=== Provided entries ===

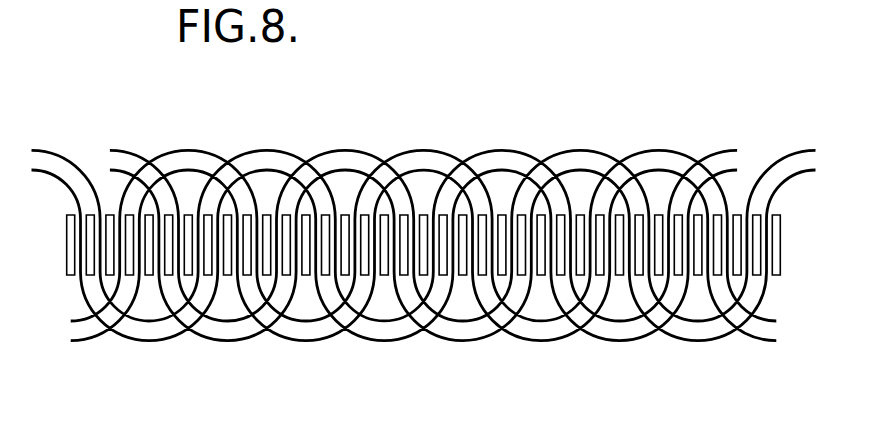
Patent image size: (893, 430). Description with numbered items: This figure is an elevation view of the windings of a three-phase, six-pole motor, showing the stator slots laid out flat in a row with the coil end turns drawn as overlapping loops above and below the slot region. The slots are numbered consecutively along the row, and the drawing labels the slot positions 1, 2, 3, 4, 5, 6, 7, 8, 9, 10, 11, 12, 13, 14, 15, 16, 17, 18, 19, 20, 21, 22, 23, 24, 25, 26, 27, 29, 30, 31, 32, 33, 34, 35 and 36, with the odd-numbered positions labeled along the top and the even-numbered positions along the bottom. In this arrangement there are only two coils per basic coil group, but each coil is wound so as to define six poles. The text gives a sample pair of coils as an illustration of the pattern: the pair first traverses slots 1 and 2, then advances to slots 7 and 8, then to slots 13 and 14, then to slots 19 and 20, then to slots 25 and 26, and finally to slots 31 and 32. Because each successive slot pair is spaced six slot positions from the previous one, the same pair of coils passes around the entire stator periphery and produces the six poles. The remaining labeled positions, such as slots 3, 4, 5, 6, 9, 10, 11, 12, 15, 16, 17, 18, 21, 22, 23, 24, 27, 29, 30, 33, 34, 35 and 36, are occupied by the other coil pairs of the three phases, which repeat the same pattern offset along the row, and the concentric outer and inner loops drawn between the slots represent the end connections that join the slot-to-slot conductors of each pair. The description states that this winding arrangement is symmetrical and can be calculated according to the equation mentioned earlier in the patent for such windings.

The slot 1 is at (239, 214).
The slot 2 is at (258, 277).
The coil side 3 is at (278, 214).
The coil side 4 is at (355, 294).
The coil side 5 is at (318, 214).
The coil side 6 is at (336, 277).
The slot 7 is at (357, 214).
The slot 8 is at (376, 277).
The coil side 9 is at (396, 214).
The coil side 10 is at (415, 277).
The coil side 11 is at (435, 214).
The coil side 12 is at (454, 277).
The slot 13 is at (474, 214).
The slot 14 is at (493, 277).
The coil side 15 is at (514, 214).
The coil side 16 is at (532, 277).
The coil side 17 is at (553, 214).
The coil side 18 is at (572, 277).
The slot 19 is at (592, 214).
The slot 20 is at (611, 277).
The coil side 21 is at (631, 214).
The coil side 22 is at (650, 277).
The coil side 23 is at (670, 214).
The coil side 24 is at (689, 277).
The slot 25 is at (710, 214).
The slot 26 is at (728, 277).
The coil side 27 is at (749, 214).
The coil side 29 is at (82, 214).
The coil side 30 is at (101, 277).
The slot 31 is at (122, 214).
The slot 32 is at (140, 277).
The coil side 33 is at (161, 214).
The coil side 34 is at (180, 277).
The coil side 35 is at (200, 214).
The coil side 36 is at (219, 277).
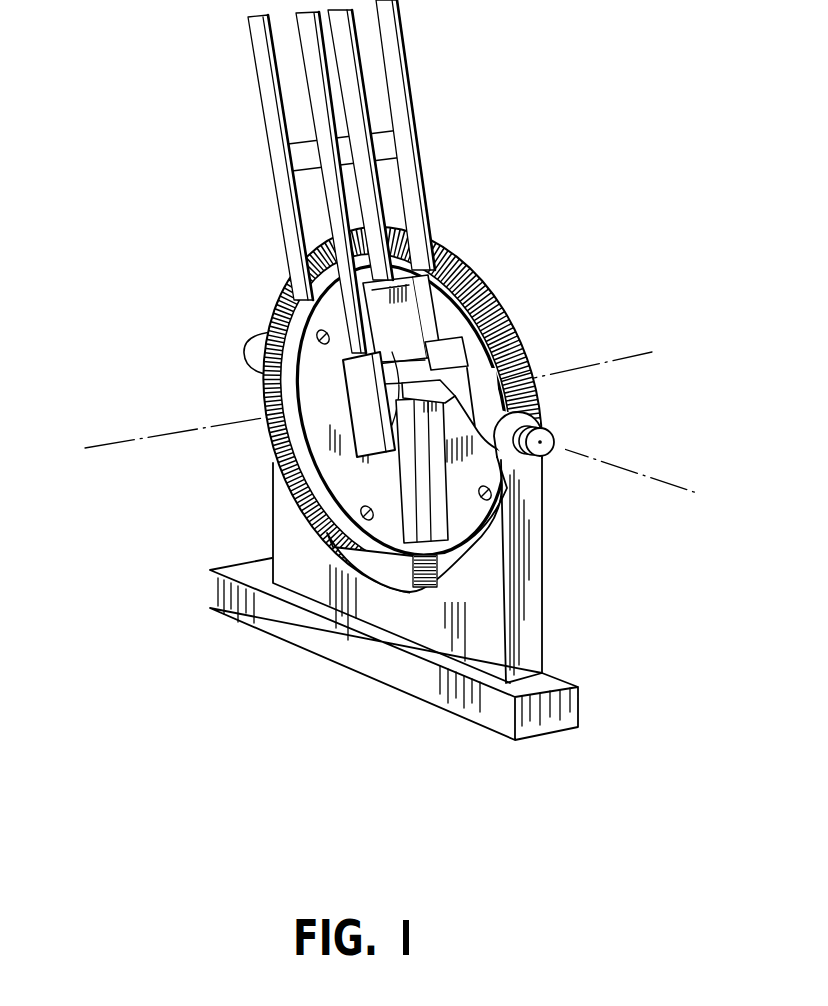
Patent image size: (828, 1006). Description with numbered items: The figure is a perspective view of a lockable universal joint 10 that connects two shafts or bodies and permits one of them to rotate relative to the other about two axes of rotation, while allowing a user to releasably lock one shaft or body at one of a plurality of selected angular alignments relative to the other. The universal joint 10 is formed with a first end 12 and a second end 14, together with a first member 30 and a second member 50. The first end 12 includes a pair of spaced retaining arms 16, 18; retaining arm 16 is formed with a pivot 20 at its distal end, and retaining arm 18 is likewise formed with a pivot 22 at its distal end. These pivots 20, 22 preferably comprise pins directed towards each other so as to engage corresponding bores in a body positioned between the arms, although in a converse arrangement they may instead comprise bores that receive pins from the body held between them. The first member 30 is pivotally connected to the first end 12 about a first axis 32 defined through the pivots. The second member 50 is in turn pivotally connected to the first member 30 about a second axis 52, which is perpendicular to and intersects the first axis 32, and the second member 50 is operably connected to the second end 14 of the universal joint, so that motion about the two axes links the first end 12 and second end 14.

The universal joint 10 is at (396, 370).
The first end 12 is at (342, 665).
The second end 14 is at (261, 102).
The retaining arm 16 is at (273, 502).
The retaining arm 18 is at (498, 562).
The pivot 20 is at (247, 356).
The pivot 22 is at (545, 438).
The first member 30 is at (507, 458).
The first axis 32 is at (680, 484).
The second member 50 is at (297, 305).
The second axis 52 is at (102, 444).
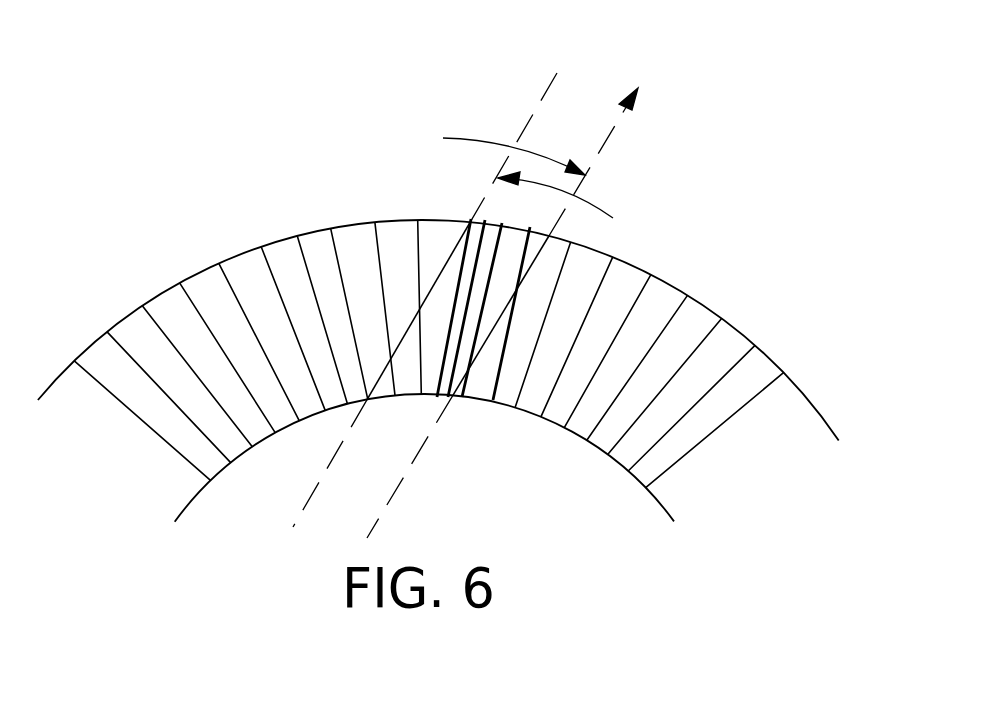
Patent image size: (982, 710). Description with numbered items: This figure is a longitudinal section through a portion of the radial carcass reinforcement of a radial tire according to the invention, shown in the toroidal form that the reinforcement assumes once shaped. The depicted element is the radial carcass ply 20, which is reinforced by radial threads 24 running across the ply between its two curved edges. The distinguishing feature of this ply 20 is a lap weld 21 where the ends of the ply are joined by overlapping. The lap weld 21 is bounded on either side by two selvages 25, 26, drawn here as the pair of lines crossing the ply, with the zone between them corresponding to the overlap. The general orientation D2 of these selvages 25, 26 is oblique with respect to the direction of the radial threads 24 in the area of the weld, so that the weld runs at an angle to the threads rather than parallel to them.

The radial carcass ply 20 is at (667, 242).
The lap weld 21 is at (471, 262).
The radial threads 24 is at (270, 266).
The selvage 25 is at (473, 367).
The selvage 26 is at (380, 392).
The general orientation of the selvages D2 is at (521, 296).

===
=== Provided entries ===

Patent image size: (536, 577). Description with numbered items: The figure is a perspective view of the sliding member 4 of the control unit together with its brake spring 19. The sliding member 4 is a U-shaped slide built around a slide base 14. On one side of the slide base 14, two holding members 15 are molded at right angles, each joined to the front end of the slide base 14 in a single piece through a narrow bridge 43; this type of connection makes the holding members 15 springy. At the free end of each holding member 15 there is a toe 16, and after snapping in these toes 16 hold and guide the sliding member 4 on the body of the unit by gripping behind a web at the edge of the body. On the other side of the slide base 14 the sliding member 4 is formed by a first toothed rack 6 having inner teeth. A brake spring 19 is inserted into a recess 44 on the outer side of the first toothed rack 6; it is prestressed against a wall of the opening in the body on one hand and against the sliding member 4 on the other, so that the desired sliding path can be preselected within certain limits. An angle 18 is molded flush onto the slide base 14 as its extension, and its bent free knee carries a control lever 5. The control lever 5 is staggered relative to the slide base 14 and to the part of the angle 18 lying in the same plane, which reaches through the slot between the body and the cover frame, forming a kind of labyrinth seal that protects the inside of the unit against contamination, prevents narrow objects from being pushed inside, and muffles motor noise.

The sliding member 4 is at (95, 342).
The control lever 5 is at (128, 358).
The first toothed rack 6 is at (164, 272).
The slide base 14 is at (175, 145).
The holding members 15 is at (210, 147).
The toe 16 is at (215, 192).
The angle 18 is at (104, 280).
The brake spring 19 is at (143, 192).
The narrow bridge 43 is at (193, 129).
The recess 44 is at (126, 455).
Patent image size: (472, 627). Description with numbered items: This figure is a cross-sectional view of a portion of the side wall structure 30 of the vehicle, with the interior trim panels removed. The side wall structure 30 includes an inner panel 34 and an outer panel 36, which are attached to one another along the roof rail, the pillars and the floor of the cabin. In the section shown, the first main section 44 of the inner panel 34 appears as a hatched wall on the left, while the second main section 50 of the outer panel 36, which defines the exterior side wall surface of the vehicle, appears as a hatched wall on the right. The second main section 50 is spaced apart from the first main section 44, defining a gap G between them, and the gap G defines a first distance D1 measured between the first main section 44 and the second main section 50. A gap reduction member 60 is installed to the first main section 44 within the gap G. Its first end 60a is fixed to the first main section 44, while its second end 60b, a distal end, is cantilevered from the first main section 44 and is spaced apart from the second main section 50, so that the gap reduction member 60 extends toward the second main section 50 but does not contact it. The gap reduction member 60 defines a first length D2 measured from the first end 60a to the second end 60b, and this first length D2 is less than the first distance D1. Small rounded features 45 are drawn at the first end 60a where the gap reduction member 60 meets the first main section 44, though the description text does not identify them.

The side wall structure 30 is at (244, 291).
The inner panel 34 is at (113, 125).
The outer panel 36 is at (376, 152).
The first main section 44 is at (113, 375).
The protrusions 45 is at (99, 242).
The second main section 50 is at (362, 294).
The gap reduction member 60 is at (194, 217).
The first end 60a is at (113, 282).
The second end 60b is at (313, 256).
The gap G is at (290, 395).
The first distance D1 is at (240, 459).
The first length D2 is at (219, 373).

===
=== Provided entries ===

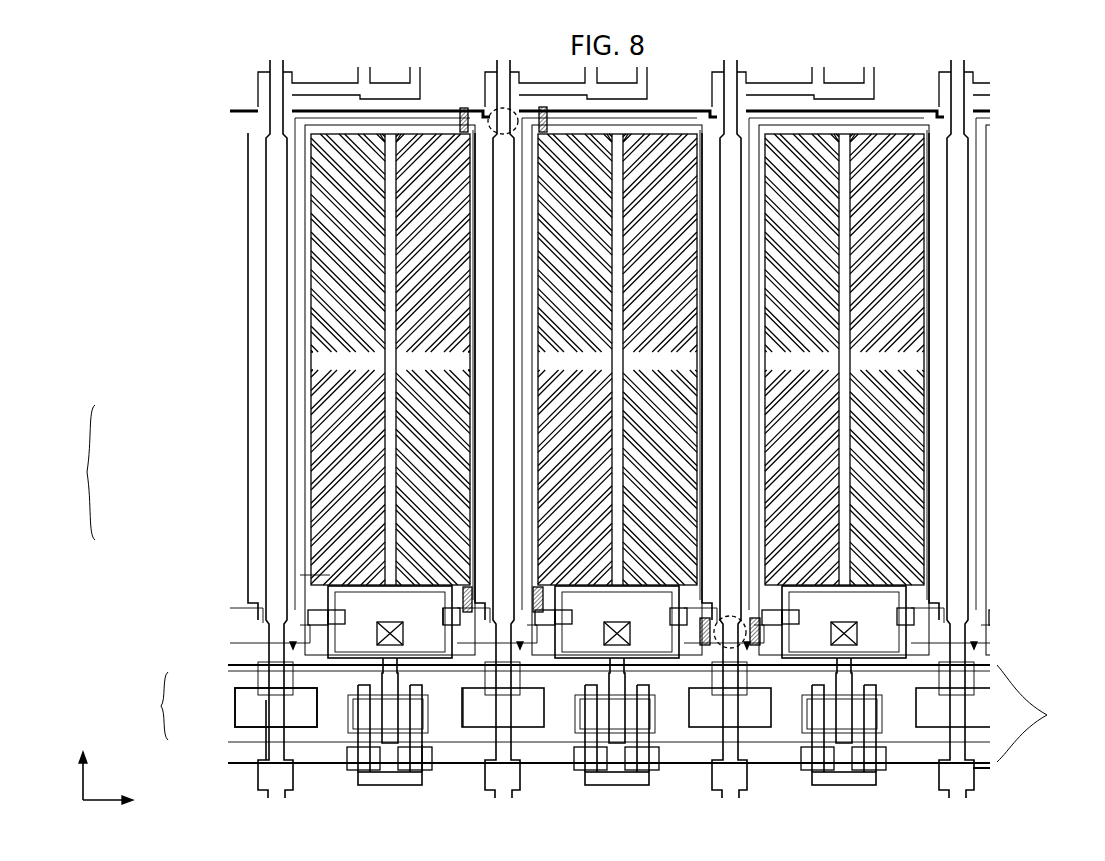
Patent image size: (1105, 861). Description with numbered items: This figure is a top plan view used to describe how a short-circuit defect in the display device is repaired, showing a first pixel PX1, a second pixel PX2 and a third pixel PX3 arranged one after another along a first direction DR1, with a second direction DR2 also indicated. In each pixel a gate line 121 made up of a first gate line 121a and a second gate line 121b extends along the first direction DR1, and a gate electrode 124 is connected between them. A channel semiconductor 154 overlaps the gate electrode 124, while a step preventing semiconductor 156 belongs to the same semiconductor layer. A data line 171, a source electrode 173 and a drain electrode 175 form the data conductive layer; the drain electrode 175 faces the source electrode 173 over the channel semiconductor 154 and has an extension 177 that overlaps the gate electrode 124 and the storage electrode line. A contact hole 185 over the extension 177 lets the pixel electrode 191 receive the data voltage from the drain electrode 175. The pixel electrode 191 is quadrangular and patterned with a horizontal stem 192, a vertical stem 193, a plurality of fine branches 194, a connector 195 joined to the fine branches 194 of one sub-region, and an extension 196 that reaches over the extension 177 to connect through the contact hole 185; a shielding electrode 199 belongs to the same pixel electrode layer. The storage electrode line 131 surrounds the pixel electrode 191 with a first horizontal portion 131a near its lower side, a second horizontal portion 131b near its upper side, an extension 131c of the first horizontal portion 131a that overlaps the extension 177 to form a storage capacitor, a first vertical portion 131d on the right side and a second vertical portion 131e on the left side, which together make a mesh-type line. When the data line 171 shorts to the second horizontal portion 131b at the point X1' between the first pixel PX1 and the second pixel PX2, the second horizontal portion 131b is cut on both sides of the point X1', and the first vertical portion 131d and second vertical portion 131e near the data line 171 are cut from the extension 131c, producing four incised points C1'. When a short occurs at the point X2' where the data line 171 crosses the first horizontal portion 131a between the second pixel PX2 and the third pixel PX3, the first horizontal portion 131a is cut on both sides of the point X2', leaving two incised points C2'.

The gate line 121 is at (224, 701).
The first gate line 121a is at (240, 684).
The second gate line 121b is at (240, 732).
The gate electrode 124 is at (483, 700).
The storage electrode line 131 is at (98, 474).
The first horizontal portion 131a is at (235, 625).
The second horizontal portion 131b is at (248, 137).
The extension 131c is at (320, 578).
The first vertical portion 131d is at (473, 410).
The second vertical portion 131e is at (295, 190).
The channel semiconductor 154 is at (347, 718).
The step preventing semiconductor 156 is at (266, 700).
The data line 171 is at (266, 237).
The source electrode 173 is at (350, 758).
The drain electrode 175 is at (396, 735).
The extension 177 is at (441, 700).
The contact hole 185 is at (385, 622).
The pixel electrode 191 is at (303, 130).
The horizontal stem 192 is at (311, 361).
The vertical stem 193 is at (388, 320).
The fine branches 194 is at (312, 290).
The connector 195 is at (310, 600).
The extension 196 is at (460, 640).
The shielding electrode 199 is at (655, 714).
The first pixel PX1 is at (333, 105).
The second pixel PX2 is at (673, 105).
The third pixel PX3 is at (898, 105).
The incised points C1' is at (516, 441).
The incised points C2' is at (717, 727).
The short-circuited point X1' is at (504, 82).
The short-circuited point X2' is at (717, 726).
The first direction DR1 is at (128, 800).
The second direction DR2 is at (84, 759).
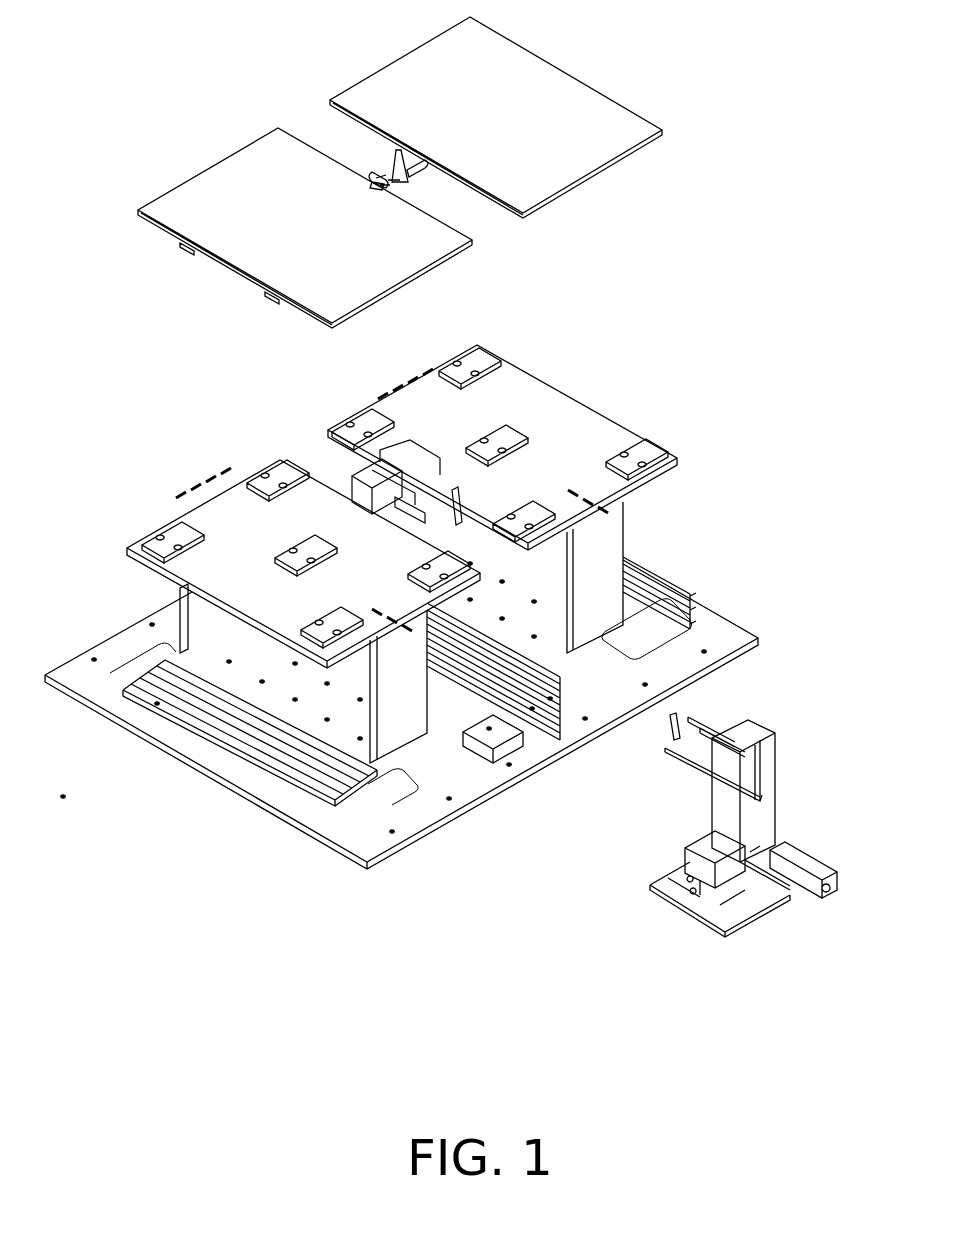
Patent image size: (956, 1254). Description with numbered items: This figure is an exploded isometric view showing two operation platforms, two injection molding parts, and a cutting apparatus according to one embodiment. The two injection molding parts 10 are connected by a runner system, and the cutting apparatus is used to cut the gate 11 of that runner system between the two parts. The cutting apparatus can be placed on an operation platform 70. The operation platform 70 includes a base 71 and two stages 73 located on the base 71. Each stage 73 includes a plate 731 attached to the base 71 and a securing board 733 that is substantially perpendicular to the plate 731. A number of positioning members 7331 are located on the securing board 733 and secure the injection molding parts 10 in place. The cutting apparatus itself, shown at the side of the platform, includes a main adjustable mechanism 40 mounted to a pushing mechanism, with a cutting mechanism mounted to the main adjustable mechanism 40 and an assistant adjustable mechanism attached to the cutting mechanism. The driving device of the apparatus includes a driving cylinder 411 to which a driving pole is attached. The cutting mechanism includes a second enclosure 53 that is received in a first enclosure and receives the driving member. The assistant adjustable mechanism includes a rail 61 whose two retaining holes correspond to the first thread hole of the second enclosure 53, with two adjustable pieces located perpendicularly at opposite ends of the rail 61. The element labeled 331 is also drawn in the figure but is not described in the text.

===

- _Exercise objective_
Copy out word for word the lines of the records starting at the line that contains "Patent image size: (982, 710)." and ending at the line that contains "The general orientation of", with both of those lines included.

- _Reply_
Patent image size: (982, 710). Description with numbered items: This figure is a longitudinal section through a portion of the radial carcass reinforcement of a radial tire according to the invention, shown in the toroidal form that the reinforcement assumes once shaped. The depicted element is the radial carcass ply 20, which is reinforced by radial threads 24 running across the ply between its two curved edges. The distinguishing feature of this ply 20 is a lap weld 21 where the ends of the ply are joined by overlapping. The lap weld 21 is bounded on either side by two selvages 25, 26, drawn here as the pair of lines crossing the ply, with the zone between them corresponding to the overlap. The general orientation D2 of these selvages 25, 26 is oblique with respect to the direction of the radial threads 24 in the area of the weld, so that the weld runs at an angle to the threads rather than parallel to them.

The radial carcass ply 20 is at (667, 242).
The lap weld 21 is at (471, 262).
The radial threads 24 is at (270, 266).
The selvage 25 is at (473, 367).
The selvage 26 is at (380, 392).
The general orientation of the selvages D2 is at (521, 296).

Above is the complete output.